**SUPPLIED INFORMATION:**

· · · · ·

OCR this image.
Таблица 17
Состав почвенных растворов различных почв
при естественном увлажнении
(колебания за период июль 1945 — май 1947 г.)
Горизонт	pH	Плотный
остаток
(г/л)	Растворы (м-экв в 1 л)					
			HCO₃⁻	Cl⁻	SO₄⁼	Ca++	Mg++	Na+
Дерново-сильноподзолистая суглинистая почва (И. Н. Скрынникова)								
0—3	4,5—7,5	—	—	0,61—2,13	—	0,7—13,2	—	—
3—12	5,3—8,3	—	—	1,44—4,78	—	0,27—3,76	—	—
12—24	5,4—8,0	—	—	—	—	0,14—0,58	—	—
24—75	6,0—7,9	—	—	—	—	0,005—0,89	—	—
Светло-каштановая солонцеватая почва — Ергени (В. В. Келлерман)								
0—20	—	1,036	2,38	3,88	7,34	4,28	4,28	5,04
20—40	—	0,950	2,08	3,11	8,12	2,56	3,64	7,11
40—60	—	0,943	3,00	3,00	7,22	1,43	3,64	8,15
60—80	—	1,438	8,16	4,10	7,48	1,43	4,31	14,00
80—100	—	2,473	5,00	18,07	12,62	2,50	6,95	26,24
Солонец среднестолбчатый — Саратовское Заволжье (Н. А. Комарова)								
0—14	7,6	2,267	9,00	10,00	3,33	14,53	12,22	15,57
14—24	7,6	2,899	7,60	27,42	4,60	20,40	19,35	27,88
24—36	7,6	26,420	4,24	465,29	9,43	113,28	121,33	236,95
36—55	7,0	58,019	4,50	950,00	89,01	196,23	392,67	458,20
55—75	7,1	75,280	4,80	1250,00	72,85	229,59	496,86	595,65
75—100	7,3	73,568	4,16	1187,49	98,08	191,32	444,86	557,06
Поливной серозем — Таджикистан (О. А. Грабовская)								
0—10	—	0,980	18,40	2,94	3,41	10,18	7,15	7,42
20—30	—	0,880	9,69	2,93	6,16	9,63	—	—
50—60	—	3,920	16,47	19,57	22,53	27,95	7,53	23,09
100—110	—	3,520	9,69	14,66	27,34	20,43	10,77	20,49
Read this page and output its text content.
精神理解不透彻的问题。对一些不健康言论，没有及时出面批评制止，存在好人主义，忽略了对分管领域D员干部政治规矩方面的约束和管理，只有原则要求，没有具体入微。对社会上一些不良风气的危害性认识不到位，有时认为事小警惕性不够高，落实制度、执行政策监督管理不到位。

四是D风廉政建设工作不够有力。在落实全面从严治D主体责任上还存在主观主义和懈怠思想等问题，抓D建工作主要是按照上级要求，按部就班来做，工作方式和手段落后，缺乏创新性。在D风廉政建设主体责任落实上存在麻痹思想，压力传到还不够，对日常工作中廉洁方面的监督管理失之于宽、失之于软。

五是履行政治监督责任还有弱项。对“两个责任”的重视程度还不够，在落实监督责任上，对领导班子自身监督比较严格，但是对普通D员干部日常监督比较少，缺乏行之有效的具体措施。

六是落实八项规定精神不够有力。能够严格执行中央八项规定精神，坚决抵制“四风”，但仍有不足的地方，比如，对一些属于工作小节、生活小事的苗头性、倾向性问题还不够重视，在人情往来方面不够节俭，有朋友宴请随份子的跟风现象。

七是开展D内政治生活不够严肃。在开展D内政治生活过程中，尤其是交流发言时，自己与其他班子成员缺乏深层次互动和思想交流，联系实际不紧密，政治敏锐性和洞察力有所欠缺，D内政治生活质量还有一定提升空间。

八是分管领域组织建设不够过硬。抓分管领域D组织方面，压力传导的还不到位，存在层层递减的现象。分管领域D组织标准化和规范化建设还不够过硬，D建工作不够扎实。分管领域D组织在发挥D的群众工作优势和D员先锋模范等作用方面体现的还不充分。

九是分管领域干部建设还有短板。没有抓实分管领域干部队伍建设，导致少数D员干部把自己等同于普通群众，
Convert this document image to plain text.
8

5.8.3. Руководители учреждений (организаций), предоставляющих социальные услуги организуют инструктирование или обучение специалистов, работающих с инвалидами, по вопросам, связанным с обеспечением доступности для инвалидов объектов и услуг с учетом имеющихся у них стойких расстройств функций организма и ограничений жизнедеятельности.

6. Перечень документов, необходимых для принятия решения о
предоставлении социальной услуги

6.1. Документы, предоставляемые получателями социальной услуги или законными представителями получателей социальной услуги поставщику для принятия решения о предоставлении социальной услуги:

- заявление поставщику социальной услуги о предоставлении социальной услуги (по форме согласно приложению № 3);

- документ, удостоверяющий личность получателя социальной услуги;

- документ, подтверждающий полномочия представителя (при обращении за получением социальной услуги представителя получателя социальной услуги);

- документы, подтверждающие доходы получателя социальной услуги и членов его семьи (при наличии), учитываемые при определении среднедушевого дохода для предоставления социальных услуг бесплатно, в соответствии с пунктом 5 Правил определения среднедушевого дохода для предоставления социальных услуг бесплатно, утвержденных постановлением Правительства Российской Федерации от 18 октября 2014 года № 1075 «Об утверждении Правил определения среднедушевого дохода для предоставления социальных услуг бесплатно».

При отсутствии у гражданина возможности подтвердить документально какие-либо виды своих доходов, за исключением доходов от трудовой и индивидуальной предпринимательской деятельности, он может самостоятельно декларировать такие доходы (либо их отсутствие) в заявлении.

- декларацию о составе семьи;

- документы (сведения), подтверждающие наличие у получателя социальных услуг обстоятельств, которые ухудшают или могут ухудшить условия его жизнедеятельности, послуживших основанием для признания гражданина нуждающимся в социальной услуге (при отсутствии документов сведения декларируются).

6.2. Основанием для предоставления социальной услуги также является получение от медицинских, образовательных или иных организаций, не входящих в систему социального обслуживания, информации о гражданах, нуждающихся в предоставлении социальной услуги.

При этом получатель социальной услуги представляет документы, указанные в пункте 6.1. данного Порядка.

· · · · ·

**OBJECTIVE:**
Reproduce the material above exactly; please quote every line of it.

**TASK ANSWER:**
OCR this image.
Таблица 17
Состав почвенных растворов различных почв
при естественном увлажнении
(колебания за период июль 1945 — май 1947 г.)
Горизонт	pH	Плотный
остаток
(г/л)	Растворы (м-экв в 1 л)					
			HCO₃⁻	Cl⁻	SO₄⁼	Ca++	Mg++	Na+
Дерново-сильноподзолистая суглинистая почва (И. Н. Скрынникова)								
0—3	4,5—7,5	—	—	0,61—2,13	—	0,7—13,2	—	—
3—12	5,3—8,3	—	—	1,44—4,78	—	0,27—3,76	—	—
12—24	5,4—8,0	—	—	—	—	0,14—0,58	—	—
24—75	6,0—7,9	—	—	—	—	0,005—0,89	—	—
Светло-каштановая солонцеватая почва — Ергени (В. В. Келлерман)								
0—20	—	1,036	2,38	3,88	7,34	4,28	4,28	5,04
20—40	—	0,950	2,08	3,11	8,12	2,56	3,64	7,11
40—60	—	0,943	3,00	3,00	7,22	1,43	3,64	8,15
60—80	—	1,438	8,16	4,10	7,48	1,43	4,31	14,00
80—100	—	2,473	5,00	18,07	12,62	2,50	6,95	26,24
Солонец среднестолбчатый — Саратовское Заволжье (Н. А. Комарова)								
0—14	7,6	2,267	9,00	10,00	3,33	14,53	12,22	15,57
14—24	7,6	2,899	7,60	27,42	4,60	20,40	19,35	27,88
24—36	7,6	26,420	4,24	465,29	9,43	113,28	121,33	236,95
36—55	7,0	58,019	4,50	950,00	89,01	196,23	392,67	458,20
55—75	7,1	75,280	4,80	1250,00	72,85	229,59	496,86	595,65
75—100	7,3	73,568	4,16	1187,49	98,08	191,32	444,86	557,06
Поливной серозем — Таджикистан (О. А. Грабовская)								
0—10	—	0,980	18,40	2,94	3,41	10,18	7,15	7,42
20—30	—	0,880	9,69	2,93	6,16	9,63	—	—
50—60	—	3,920	16,47	19,57	22,53	27,95	7,53	23,09
100—110	—	3,520	9,69	14,66	27,34	20,43	10,77	20,49
Read this page and output its text content.
精神理解不透彻的问题。对一些不健康言论，没有及时出面批评制止，存在好人主义，忽略了对分管领域D员干部政治规矩方面的约束和管理，只有原则要求，没有具体入微。对社会上一些不良风气的危害性认识不到位，有时认为事小警惕性不够高，落实制度、执行政策监督管理不到位。

四是D风廉政建设工作不够有力。在落实全面从严治D主体责任上还存在主观主义和懈怠思想等问题，抓D建工作主要是按照上级要求，按部就班来做，工作方式和手段落后，缺乏创新性。在D风廉政建设主体责任落实上存在麻痹思想，压力传到还不够，对日常工作中廉洁方面的监督管理失之于宽、失之于软。

五是履行政治监督责任还有弱项。对“两个责任”的重视程度还不够，在落实监督责任上，对领导班子自身监督比较严格，但是对普通D员干部日常监督比较少，缺乏行之有效的具体措施。

六是落实八项规定精神不够有力。能够严格执行中央八项规定精神，坚决抵制“四风”，但仍有不足的地方，比如，对一些属于工作小节、生活小事的苗头性、倾向性问题还不够重视，在人情往来方面不够节俭，有朋友宴请随份子的跟风现象。

七是开展D内政治生活不够严肃。在开展D内政治生活过程中，尤其是交流发言时，自己与其他班子成员缺乏深层次互动和思想交流，联系实际不紧密，政治敏锐性和洞察力有所欠缺，D内政治生活质量还有一定提升空间。

八是分管领域组织建设不够过硬。抓分管领域D组织方面，压力传导的还不到位，存在层层递减的现象。分管领域D组织标准化和规范化建设还不够过硬，D建工作不够扎实。分管领域D组织在发挥D的群众工作优势和D员先锋模范等作用方面体现的还不充分。

九是分管领域干部建设还有短板。没有抓实分管领域干部队伍建设，导致少数D员干部把自己等同于普通群众，
Convert this document image to plain text.
8

5.8.3. Руководители учреждений (организаций), предоставляющих социальные услуги организуют инструктирование или обучение специалистов, работающих с инвалидами, по вопросам, связанным с обеспечением доступности для инвалидов объектов и услуг с учетом имеющихся у них стойких расстройств функций организма и ограничений жизнедеятельности.

6. Перечень документов, необходимых для принятия решения о
предоставлении социальной услуги

6.1. Документы, предоставляемые получателями социальной услуги или законными представителями получателей социальной услуги поставщику для принятия решения о предоставлении социальной услуги:

- заявление поставщику социальной услуги о предоставлении социальной услуги (по форме согласно приложению № 3);

- документ, удостоверяющий личность получателя социальной услуги;

- документ, подтверждающий полномочия представителя (при обращении за получением социальной услуги представителя получателя социальной услуги);

- документы, подтверждающие доходы получателя социальной услуги и членов его семьи (при наличии), учитываемые при определении среднедушевого дохода для предоставления социальных услуг бесплатно, в соответствии с пунктом 5 Правил определения среднедушевого дохода для предоставления социальных услуг бесплатно, утвержденных постановлением Правительства Российской Федерации от 18 октября 2014 года № 1075 «Об утверждении Правил определения среднедушевого дохода для предоставления социальных услуг бесплатно».

При отсутствии у гражданина возможности подтвердить документально какие-либо виды своих доходов, за исключением доходов от трудовой и индивидуальной предпринимательской деятельности, он может самостоятельно декларировать такие доходы (либо их отсутствие) в заявлении.

- декларацию о составе семьи;

- документы (сведения), подтверждающие наличие у получателя социальных услуг обстоятельств, которые ухудшают или могут ухудшить условия его жизнедеятельности, послуживших основанием для признания гражданина нуждающимся в социальной услуге (при отсутствии документов сведения декларируются).

6.2. Основанием для предоставления социальной услуги также является получение от медицинских, образовательных или иных организаций, не входящих в систему социального обслуживания, информации о гражданах, нуждающихся в предоставлении социальной услуги.

При этом получатель социальной услуги представляет документы, указанные в пункте 6.1. данного Порядка.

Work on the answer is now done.